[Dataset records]
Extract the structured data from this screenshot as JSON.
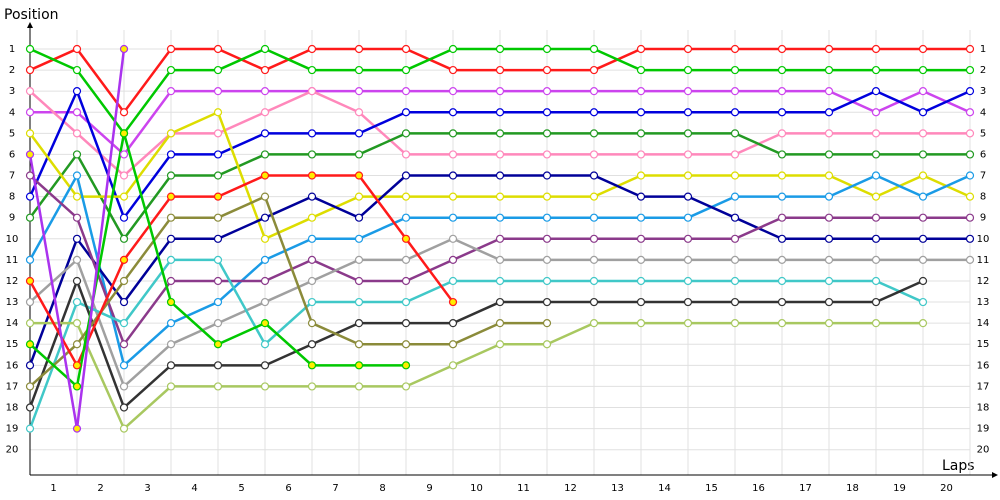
{
  "chart_data": {
    "type": "line",
    "y_title": "Position",
    "x_title": "Laps",
    "x": [
      0,
      1,
      2,
      3,
      4,
      5,
      6,
      7,
      8,
      9,
      10,
      11,
      12,
      13,
      14,
      15,
      16,
      17,
      18,
      19,
      20
    ],
    "xlim": [
      0,
      20
    ],
    "xticks": [
      {
        "value": 0.5,
        "label": "1"
      },
      {
        "value": 1.5,
        "label": "2"
      },
      {
        "value": 2.5,
        "label": "3"
      },
      {
        "value": 3.5,
        "label": "4"
      },
      {
        "value": 4.5,
        "label": "5"
      },
      {
        "value": 5.5,
        "label": "6"
      },
      {
        "value": 6.5,
        "label": "7"
      },
      {
        "value": 7.5,
        "label": "8"
      },
      {
        "value": 8.5,
        "label": "9"
      },
      {
        "value": 9.5,
        "label": "10"
      },
      {
        "value": 10.5,
        "label": "11"
      },
      {
        "value": 11.5,
        "label": "12"
      },
      {
        "value": 12.5,
        "label": "13"
      },
      {
        "value": 13.5,
        "label": "14"
      },
      {
        "value": 14.5,
        "label": "15"
      },
      {
        "value": 15.5,
        "label": "16"
      },
      {
        "value": 16.5,
        "label": "17"
      },
      {
        "value": 17.5,
        "label": "18"
      },
      {
        "value": 18.5,
        "label": "19"
      },
      {
        "value": 19.5,
        "label": "20"
      }
    ],
    "ylim": [
      0.1,
      21.2
    ],
    "y_inverted": true,
    "yticks": [
      1,
      2,
      3,
      4,
      5,
      6,
      7,
      8,
      9,
      10,
      11,
      12,
      13,
      14,
      15,
      16,
      17,
      18,
      19,
      20
    ],
    "grid": true,
    "series": [
      {
        "color": "#ff1a1a",
        "marker_fill": "#ffffff",
        "values": [
          2,
          1,
          4,
          1,
          1,
          2,
          1,
          1,
          1,
          2,
          2,
          2,
          2,
          1,
          1,
          1,
          1,
          1,
          1,
          1,
          1
        ]
      },
      {
        "color": "#00c800",
        "marker_fill": "#ffffff",
        "values": [
          1,
          2,
          5,
          2,
          2,
          1,
          2,
          2,
          2,
          1,
          1,
          1,
          1,
          2,
          2,
          2,
          2,
          2,
          2,
          2,
          2
        ]
      },
      {
        "color": "#cc44ee",
        "marker_fill": "#ffffff",
        "values": [
          4,
          4,
          6,
          3,
          3,
          3,
          3,
          3,
          3,
          3,
          3,
          3,
          3,
          3,
          3,
          3,
          3,
          3,
          4,
          3,
          4
        ]
      },
      {
        "color": "#ff88bb",
        "marker_fill": "#ffffff",
        "values": [
          3,
          5,
          7,
          5,
          5,
          4,
          3,
          4,
          6,
          6,
          6,
          6,
          6,
          6,
          6,
          6,
          5,
          5,
          5,
          5,
          5
        ]
      },
      {
        "color": "#0000dd",
        "marker_fill": "#ffffff",
        "values": [
          8,
          3,
          9,
          6,
          6,
          5,
          5,
          5,
          4,
          4,
          4,
          4,
          4,
          4,
          4,
          4,
          4,
          4,
          3,
          4,
          3
        ]
      },
      {
        "color": "#229922",
        "marker_fill": "#ffffff",
        "values": [
          9,
          6,
          10,
          7,
          7,
          6,
          6,
          6,
          5,
          5,
          5,
          5,
          5,
          5,
          5,
          5,
          6,
          6,
          6,
          6,
          6
        ]
      },
      {
        "color": "#dddd00",
        "marker_fill": "#ffffff",
        "values": [
          5,
          8,
          8,
          5,
          4,
          10,
          9,
          8,
          8,
          8,
          8,
          8,
          8,
          7,
          7,
          7,
          7,
          7,
          8,
          7,
          8
        ]
      },
      {
        "color": "#1a9be6",
        "marker_fill": "#ffffff",
        "values": [
          11,
          7,
          16,
          14,
          13,
          11,
          10,
          10,
          9,
          9,
          9,
          9,
          9,
          9,
          9,
          8,
          8,
          8,
          7,
          8,
          7
        ]
      },
      {
        "color": "#000099",
        "marker_fill": "#ffffff",
        "values": [
          16,
          10,
          13,
          10,
          10,
          9,
          8,
          9,
          7,
          7,
          7,
          7,
          7,
          8,
          8,
          9,
          10,
          10,
          10,
          10,
          10
        ]
      },
      {
        "color": "#8b3a8b",
        "marker_fill": "#ffffff",
        "values": [
          7,
          9,
          15,
          12,
          12,
          12,
          11,
          12,
          12,
          11,
          10,
          10,
          10,
          10,
          10,
          10,
          9,
          9,
          9,
          9,
          9
        ]
      },
      {
        "color": "#a0a0a0",
        "marker_fill": "#ffffff",
        "values": [
          13,
          11,
          17,
          15,
          14,
          13,
          12,
          11,
          11,
          10,
          11,
          11,
          11,
          11,
          11,
          11,
          11,
          11,
          11,
          11,
          11
        ]
      },
      {
        "color": "#40c8c8",
        "marker_fill": "#ffffff",
        "values": [
          19,
          13,
          14,
          11,
          11,
          15,
          13,
          13,
          13,
          12,
          12,
          12,
          12,
          12,
          12,
          12,
          12,
          12,
          12,
          13,
          null
        ]
      },
      {
        "color": "#333333",
        "marker_fill": "#ffffff",
        "values": [
          18,
          12,
          18,
          16,
          16,
          16,
          15,
          14,
          14,
          14,
          13,
          13,
          13,
          13,
          13,
          13,
          13,
          13,
          13,
          12,
          null
        ]
      },
      {
        "color": "#a8c860",
        "marker_fill": "#ffffff",
        "values": [
          14,
          14,
          19,
          17,
          17,
          17,
          17,
          17,
          17,
          16,
          15,
          15,
          14,
          14,
          14,
          14,
          14,
          14,
          14,
          14,
          null
        ]
      },
      {
        "color": "#8b8b3a",
        "marker_fill": "#ffffff",
        "values": [
          17,
          15,
          12,
          9,
          9,
          8,
          14,
          15,
          15,
          15,
          14,
          14,
          null,
          null,
          null,
          null,
          null,
          null,
          null,
          null,
          null
        ]
      },
      {
        "color": "#ff1a1a",
        "marker_fill": "#ffee00",
        "values": [
          12,
          16,
          11,
          8,
          8,
          7,
          7,
          7,
          10,
          13,
          null,
          null,
          null,
          null,
          null,
          null,
          null,
          null,
          null,
          null,
          null
        ]
      },
      {
        "color": "#00c800",
        "marker_fill": "#ffee00",
        "values": [
          15,
          17,
          5,
          13,
          15,
          14,
          16,
          16,
          16,
          null,
          null,
          null,
          null,
          null,
          null,
          null,
          null,
          null,
          null,
          null,
          null
        ]
      },
      {
        "color": "#aa33ee",
        "marker_fill": "#ffee00",
        "values": [
          6,
          19,
          1,
          null,
          null,
          null,
          null,
          null,
          null,
          null,
          null,
          null,
          null,
          null,
          null,
          null,
          null,
          null,
          null,
          null,
          null
        ]
      }
    ]
  }
}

INSTRUCTION
Without the pictures, print the records in full, exactly as they appear.

RESULT OF THE TASK
Extract the structured data from this screenshot as JSON.
{
  "chart_data": {
    "type": "line",
    "y_title": "Position",
    "x_title": "Laps",
    "x": [
      0,
      1,
      2,
      3,
      4,
      5,
      6,
      7,
      8,
      9,
      10,
      11,
      12,
      13,
      14,
      15,
      16,
      17,
      18,
      19,
      20
    ],
    "xlim": [
      0,
      20
    ],
    "xticks": [
      {
        "value": 0.5,
        "label": "1"
      },
      {
        "value": 1.5,
        "label": "2"
      },
      {
        "value": 2.5,
        "label": "3"
      },
      {
        "value": 3.5,
        "label": "4"
      },
      {
        "value": 4.5,
        "label": "5"
      },
      {
        "value": 5.5,
        "label": "6"
      },
      {
        "value": 6.5,
        "label": "7"
      },
      {
        "value": 7.5,
        "label": "8"
      },
      {
        "value": 8.5,
        "label": "9"
      },
      {
        "value": 9.5,
        "label": "10"
      },
      {
        "value": 10.5,
        "label": "11"
      },
      {
        "value": 11.5,
        "label": "12"
      },
      {
        "value": 12.5,
        "label": "13"
      },
      {
        "value": 13.5,
        "label": "14"
      },
      {
        "value": 14.5,
        "label": "15"
      },
      {
        "value": 15.5,
        "label": "16"
      },
      {
        "value": 16.5,
        "label": "17"
      },
      {
        "value": 17.5,
        "label": "18"
      },
      {
        "value": 18.5,
        "label": "19"
      },
      {
        "value": 19.5,
        "label": "20"
      }
    ],
    "ylim": [
      0.1,
      21.2
    ],
    "y_inverted": true,
    "yticks": [
      1,
      2,
      3,
      4,
      5,
      6,
      7,
      8,
      9,
      10,
      11,
      12,
      13,
      14,
      15,
      16,
      17,
      18,
      19,
      20
    ],
    "grid": true,
    "series": [
      {
        "color": "#ff1a1a",
        "marker_fill": "#ffffff",
        "values": [
          2,
          1,
          4,
          1,
          1,
          2,
          1,
          1,
          1,
          2,
          2,
          2,
          2,
          1,
          1,
          1,
          1,
          1,
          1,
          1,
          1
        ]
      },
      {
        "color": "#00c800",
        "marker_fill": "#ffffff",
        "values": [
          1,
          2,
          5,
          2,
          2,
          1,
          2,
          2,
          2,
          1,
          1,
          1,
          1,
          2,
          2,
          2,
          2,
          2,
          2,
          2,
          2
        ]
      },
      {
        "color": "#cc44ee",
        "marker_fill": "#ffffff",
        "values": [
          4,
          4,
          6,
          3,
          3,
          3,
          3,
          3,
          3,
          3,
          3,
          3,
          3,
          3,
          3,
          3,
          3,
          3,
          4,
          3,
          4
        ]
      },
      {
        "color": "#ff88bb",
        "marker_fill": "#ffffff",
        "values": [
          3,
          5,
          7,
          5,
          5,
          4,
          3,
          4,
          6,
          6,
          6,
          6,
          6,
          6,
          6,
          6,
          5,
          5,
          5,
          5,
          5
        ]
      },
      {
        "color": "#0000dd",
        "marker_fill": "#ffffff",
        "values": [
          8,
          3,
          9,
          6,
          6,
          5,
          5,
          5,
          4,
          4,
          4,
          4,
          4,
          4,
          4,
          4,
          4,
          4,
          3,
          4,
          3
        ]
      },
      {
        "color": "#229922",
        "marker_fill": "#ffffff",
        "values": [
          9,
          6,
          10,
          7,
          7,
          6,
          6,
          6,
          5,
          5,
          5,
          5,
          5,
          5,
          5,
          5,
          6,
          6,
          6,
          6,
          6
        ]
      },
      {
        "color": "#dddd00",
        "marker_fill": "#ffffff",
        "values": [
          5,
          8,
          8,
          5,
          4,
          10,
          9,
          8,
          8,
          8,
          8,
          8,
          8,
          7,
          7,
          7,
          7,
          7,
          8,
          7,
          8
        ]
      },
      {
        "color": "#1a9be6",
        "marker_fill": "#ffffff",
        "values": [
          11,
          7,
          16,
          14,
          13,
          11,
          10,
          10,
          9,
          9,
          9,
          9,
          9,
          9,
          9,
          8,
          8,
          8,
          7,
          8,
          7
        ]
      },
      {
        "color": "#000099",
        "marker_fill": "#ffffff",
        "values": [
          16,
          10,
          13,
          10,
          10,
          9,
          8,
          9,
          7,
          7,
          7,
          7,
          7,
          8,
          8,
          9,
          10,
          10,
          10,
          10,
          10
        ]
      },
      {
        "color": "#8b3a8b",
        "marker_fill": "#ffffff",
        "values": [
          7,
          9,
          15,
          12,
          12,
          12,
          11,
          12,
          12,
          11,
          10,
          10,
          10,
          10,
          10,
          10,
          9,
          9,
          9,
          9,
          9
        ]
      },
      {
        "color": "#a0a0a0",
        "marker_fill": "#ffffff",
        "values": [
          13,
          11,
          17,
          15,
          14,
          13,
          12,
          11,
          11,
          10,
          11,
          11,
          11,
          11,
          11,
          11,
          11,
          11,
          11,
          11,
          11
        ]
      },
      {
        "color": "#40c8c8",
        "marker_fill": "#ffffff",
        "values": [
          19,
          13,
          14,
          11,
          11,
          15,
          13,
          13,
          13,
          12,
          12,
          12,
          12,
          12,
          12,
          12,
          12,
          12,
          12,
          13,
          null
        ]
      },
      {
        "color": "#333333",
        "marker_fill": "#ffffff",
        "values": [
          18,
          12,
          18,
          16,
          16,
          16,
          15,
          14,
          14,
          14,
          13,
          13,
          13,
          13,
          13,
          13,
          13,
          13,
          13,
          12,
          null
        ]
      },
      {
        "color": "#a8c860",
        "marker_fill": "#ffffff",
        "values": [
          14,
          14,
          19,
          17,
          17,
          17,
          17,
          17,
          17,
          16,
          15,
          15,
          14,
          14,
          14,
          14,
          14,
          14,
          14,
          14,
          null
        ]
      },
      {
        "color": "#8b8b3a",
        "marker_fill": "#ffffff",
        "values": [
          17,
          15,
          12,
          9,
          9,
          8,
          14,
          15,
          15,
          15,
          14,
          14,
          null,
          null,
          null,
          null,
          null,
          null,
          null,
          null,
          null
        ]
      },
      {
        "color": "#ff1a1a",
        "marker_fill": "#ffee00",
        "values": [
          12,
          16,
          11,
          8,
          8,
          7,
          7,
          7,
          10,
          13,
          null,
          null,
          null,
          null,
          null,
          null,
          null,
          null,
          null,
          null,
          null
        ]
      },
      {
        "color": "#00c800",
        "marker_fill": "#ffee00",
        "values": [
          15,
          17,
          5,
          13,
          15,
          14,
          16,
          16,
          16,
          null,
          null,
          null,
          null,
          null,
          null,
          null,
          null,
          null,
          null,
          null,
          null
        ]
      },
      {
        "color": "#aa33ee",
        "marker_fill": "#ffee00",
        "values": [
          6,
          19,
          1,
          null,
          null,
          null,
          null,
          null,
          null,
          null,
          null,
          null,
          null,
          null,
          null,
          null,
          null,
          null,
          null,
          null,
          null
        ]
      }
    ]
  }
}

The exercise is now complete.